:: DATA EXTRACT ::

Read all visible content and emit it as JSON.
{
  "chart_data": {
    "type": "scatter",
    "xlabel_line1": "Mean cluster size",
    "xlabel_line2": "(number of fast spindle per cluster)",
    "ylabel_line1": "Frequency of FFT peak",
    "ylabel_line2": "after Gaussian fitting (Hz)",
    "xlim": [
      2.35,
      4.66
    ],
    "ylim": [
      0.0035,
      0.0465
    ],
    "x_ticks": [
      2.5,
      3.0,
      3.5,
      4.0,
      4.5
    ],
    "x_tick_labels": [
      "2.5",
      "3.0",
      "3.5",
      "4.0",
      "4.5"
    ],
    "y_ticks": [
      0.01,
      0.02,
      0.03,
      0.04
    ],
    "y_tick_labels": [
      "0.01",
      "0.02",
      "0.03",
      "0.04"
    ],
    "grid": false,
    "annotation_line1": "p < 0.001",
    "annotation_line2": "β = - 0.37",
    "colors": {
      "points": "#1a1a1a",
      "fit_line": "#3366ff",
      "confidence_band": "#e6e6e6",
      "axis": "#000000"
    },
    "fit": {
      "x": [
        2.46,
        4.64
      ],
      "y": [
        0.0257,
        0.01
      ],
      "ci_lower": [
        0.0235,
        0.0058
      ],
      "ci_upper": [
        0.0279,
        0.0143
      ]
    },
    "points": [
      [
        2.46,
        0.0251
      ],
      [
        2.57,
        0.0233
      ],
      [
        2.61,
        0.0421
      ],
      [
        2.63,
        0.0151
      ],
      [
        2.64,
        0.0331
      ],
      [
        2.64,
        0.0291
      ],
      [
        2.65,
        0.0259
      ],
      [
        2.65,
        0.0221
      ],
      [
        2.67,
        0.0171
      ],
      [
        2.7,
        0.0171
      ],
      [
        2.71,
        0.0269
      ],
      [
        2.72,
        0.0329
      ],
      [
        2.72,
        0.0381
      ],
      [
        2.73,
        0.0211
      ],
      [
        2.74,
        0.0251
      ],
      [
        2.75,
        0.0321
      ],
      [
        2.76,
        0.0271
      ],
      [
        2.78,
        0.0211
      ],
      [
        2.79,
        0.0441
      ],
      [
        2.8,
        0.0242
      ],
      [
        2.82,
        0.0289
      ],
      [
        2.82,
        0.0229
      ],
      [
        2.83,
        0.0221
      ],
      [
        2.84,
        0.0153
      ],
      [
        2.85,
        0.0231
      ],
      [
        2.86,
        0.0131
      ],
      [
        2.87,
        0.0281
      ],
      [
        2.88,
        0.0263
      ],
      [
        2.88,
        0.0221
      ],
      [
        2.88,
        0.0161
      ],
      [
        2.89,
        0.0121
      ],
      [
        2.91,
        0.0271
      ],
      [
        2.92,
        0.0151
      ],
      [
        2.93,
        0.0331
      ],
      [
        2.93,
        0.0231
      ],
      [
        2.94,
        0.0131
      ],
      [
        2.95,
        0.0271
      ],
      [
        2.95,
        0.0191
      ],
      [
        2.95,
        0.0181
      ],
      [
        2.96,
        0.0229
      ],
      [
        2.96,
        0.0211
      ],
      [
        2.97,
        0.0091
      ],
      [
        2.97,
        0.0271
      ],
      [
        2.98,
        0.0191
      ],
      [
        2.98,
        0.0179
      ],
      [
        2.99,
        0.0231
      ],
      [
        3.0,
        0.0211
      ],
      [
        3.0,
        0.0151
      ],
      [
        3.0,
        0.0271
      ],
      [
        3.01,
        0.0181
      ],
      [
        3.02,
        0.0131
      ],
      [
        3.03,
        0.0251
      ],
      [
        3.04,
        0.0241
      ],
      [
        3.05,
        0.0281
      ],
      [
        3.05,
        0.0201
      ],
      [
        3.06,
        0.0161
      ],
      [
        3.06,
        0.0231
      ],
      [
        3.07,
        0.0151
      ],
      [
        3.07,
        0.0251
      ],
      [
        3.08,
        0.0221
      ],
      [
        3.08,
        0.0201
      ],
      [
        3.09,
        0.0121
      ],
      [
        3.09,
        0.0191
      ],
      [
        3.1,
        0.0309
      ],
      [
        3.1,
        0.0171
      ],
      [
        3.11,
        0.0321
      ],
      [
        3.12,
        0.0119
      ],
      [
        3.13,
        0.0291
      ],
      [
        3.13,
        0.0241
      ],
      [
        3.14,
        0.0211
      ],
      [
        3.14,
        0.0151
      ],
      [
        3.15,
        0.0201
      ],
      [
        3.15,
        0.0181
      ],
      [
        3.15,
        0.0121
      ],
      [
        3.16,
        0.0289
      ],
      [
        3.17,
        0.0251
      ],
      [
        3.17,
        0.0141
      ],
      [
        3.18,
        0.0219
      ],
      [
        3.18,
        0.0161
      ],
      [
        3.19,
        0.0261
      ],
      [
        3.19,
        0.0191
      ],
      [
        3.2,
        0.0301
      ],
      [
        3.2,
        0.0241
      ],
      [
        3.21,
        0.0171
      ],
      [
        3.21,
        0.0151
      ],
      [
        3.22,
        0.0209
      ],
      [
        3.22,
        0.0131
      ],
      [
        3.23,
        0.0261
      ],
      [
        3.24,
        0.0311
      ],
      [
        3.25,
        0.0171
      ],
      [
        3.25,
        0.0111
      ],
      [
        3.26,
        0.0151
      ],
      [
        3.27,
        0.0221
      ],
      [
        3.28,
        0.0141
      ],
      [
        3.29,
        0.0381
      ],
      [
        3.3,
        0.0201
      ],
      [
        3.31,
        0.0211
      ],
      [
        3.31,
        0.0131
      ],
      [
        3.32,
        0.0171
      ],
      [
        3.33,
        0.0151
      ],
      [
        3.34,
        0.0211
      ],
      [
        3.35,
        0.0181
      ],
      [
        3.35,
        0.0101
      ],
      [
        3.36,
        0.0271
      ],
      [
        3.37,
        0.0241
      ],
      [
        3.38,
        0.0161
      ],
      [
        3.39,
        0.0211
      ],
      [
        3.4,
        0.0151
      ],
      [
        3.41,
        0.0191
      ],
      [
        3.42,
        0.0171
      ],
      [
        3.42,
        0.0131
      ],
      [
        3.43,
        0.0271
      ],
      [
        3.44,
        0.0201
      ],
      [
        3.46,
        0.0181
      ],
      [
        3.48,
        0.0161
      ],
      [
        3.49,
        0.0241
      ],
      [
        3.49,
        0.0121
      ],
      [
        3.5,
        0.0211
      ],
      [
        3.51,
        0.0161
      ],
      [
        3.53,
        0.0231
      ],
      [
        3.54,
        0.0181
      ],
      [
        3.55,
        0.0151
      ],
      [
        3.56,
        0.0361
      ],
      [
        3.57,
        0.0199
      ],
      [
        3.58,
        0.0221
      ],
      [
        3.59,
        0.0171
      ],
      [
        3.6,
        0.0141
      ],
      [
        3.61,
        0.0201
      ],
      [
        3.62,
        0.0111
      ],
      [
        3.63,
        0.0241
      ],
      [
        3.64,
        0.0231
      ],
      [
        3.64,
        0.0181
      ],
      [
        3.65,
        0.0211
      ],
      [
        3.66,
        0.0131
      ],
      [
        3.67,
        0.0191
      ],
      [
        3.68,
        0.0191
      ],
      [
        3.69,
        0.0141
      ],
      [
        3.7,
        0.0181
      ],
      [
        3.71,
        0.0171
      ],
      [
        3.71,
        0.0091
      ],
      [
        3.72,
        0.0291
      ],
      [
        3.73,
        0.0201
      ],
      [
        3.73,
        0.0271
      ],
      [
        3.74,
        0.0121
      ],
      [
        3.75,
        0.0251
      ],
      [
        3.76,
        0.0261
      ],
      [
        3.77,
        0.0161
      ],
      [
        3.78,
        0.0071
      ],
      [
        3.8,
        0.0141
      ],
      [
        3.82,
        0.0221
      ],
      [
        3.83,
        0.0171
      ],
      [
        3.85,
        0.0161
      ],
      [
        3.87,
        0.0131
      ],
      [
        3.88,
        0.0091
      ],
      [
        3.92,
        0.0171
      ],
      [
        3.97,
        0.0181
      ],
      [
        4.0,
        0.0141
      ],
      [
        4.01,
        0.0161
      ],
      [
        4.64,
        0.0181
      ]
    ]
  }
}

:::

◆ GIVEN REQUEST: In the material above, tally every line with the string "cluster" in it, then give that number alone.

◆ RESPONSE TO THE TASK: 2